→ **WHAT THE EXERCISE ASKS**
In the material below, identify each line bearing the word "energy". Reproduce those lines.

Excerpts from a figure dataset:

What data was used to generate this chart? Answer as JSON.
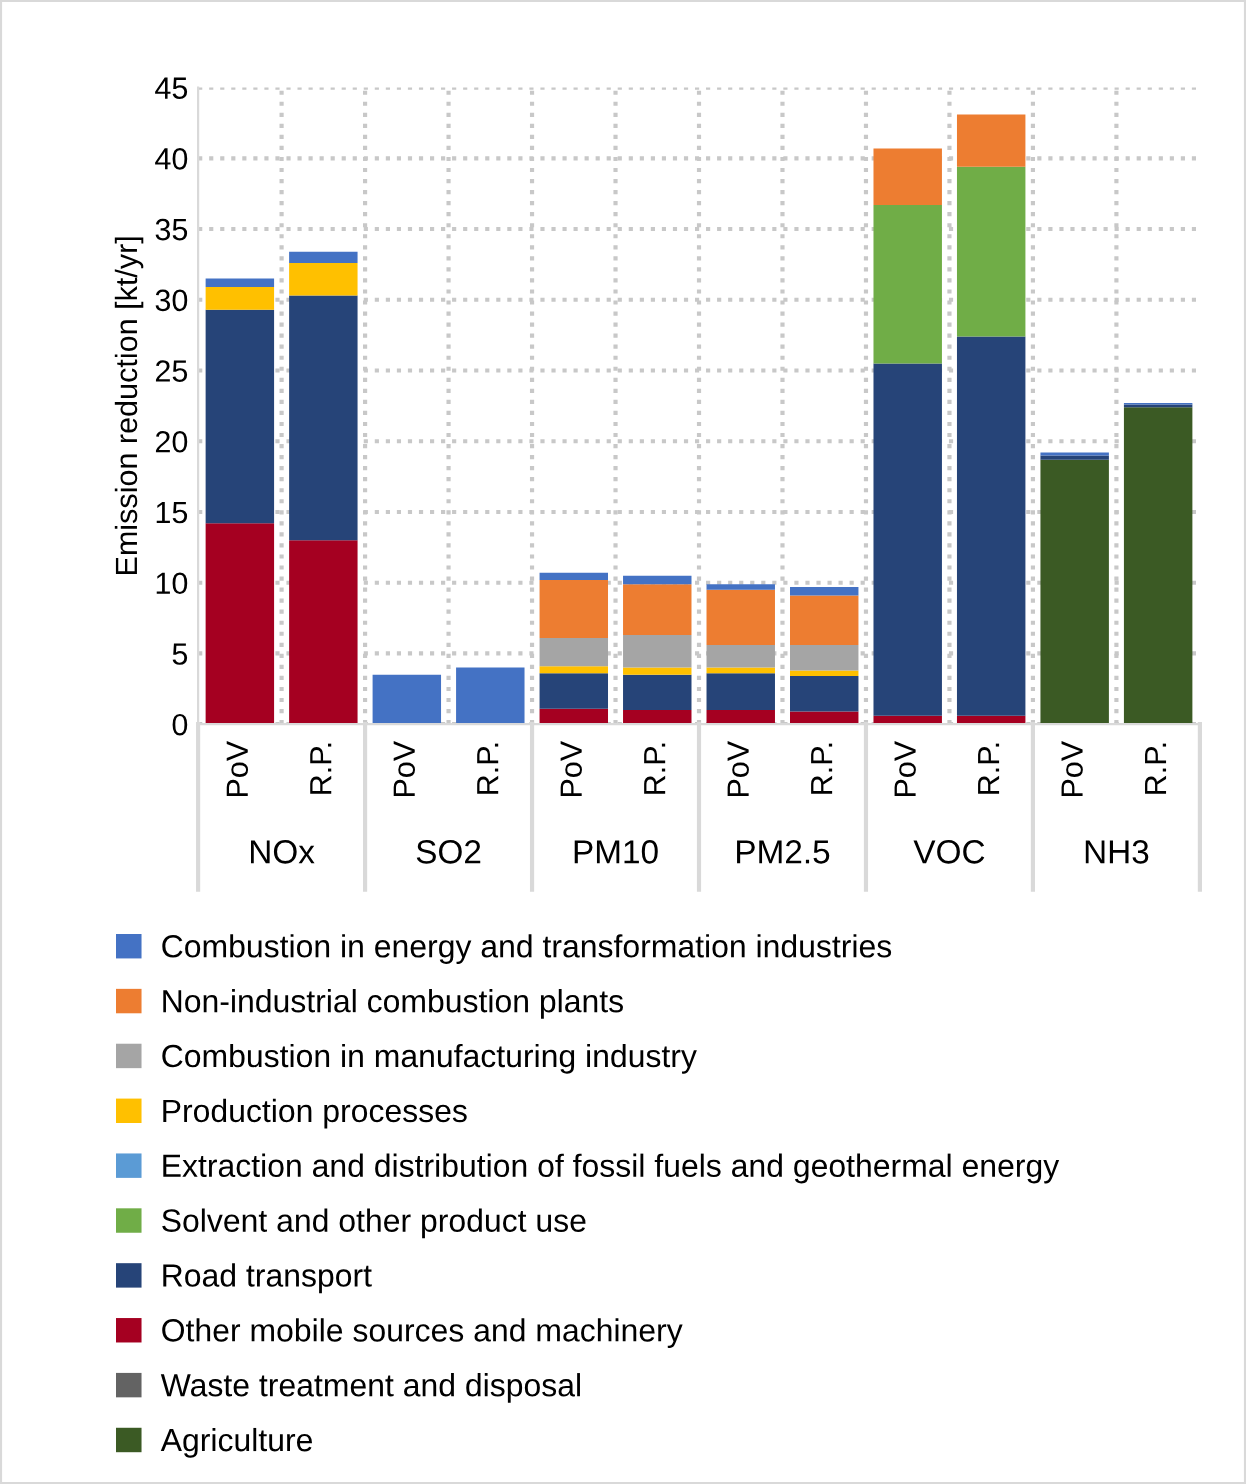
{
  "chart_data": {
    "type": "bar",
    "stacked": true,
    "ylabel": "Emission reduction [kt/yr]",
    "categories": [
      "PoV",
      "R.P.",
      "PoV",
      "R.P.",
      "PoV",
      "R.P.",
      "PoV",
      "R.P.",
      "PoV",
      "R.P.",
      "PoV",
      "R.P."
    ],
    "annotations": [
      "NOx",
      "SO2",
      "PM10",
      "PM2.5",
      "VOC",
      "NH3"
    ],
    "series": [
      {
        "name": "Agriculture",
        "color": "#3b5a24",
        "values": [
          null,
          null,
          null,
          null,
          null,
          null,
          null,
          null,
          null,
          null,
          18.7,
          22.4
        ]
      },
      {
        "name": "Waste treatment and disposal",
        "color": "#636363",
        "values": [
          null,
          null,
          null,
          null,
          null,
          null,
          null,
          null,
          null,
          null,
          null,
          null
        ]
      },
      {
        "name": "Other mobile sources and machinery",
        "color": "#a50021",
        "values": [
          14.2,
          13.0,
          null,
          null,
          1.1,
          1.0,
          1.0,
          0.9,
          0.6,
          0.6,
          null,
          null
        ]
      },
      {
        "name": "Road transport",
        "color": "#264478",
        "values": [
          15.1,
          17.3,
          null,
          null,
          2.5,
          2.5,
          2.6,
          2.5,
          24.9,
          26.8,
          0.3,
          0.2
        ]
      },
      {
        "name": "Solvent and other product use",
        "color": "#70ad47",
        "values": [
          null,
          null,
          null,
          null,
          null,
          null,
          null,
          null,
          11.2,
          12.0,
          null,
          null
        ]
      },
      {
        "name": "Extraction and distribution of fossil fuels and geothermal energy",
        "color": "#5b9bd5",
        "values": [
          null,
          null,
          null,
          null,
          null,
          null,
          null,
          null,
          null,
          null,
          null,
          null
        ]
      },
      {
        "name": "Production processes",
        "color": "#ffc000",
        "values": [
          1.6,
          2.3,
          null,
          null,
          0.5,
          0.5,
          0.4,
          0.4,
          null,
          null,
          null,
          null
        ]
      },
      {
        "name": "Combustion in manufacturing industry",
        "color": "#a5a5a5",
        "values": [
          null,
          null,
          null,
          null,
          2.0,
          2.3,
          1.6,
          1.8,
          null,
          null,
          null,
          null
        ]
      },
      {
        "name": "Non-industrial combustion plants",
        "color": "#ed7d31",
        "values": [
          null,
          null,
          null,
          null,
          4.1,
          3.6,
          3.9,
          3.5,
          4.0,
          3.7,
          null,
          null
        ]
      },
      {
        "name": "Combustion in energy and transformation industries",
        "color": "#4472c4",
        "values": [
          0.6,
          0.8,
          3.5,
          4.0,
          0.5,
          0.6,
          0.4,
          0.6,
          null,
          null,
          0.2,
          0.1
        ]
      }
    ],
    "ylim": [
      0,
      45
    ],
    "yticks": [
      0,
      5,
      10,
      15,
      20,
      25,
      30,
      35,
      40,
      45
    ],
    "grid": true,
    "legend": "bottom"
  }
}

→ **TASK OUTPUT**
        "name": "Extraction and distribution of fossil fuels and geothermal energy",
        "name": "Combustion in energy and transformation industries",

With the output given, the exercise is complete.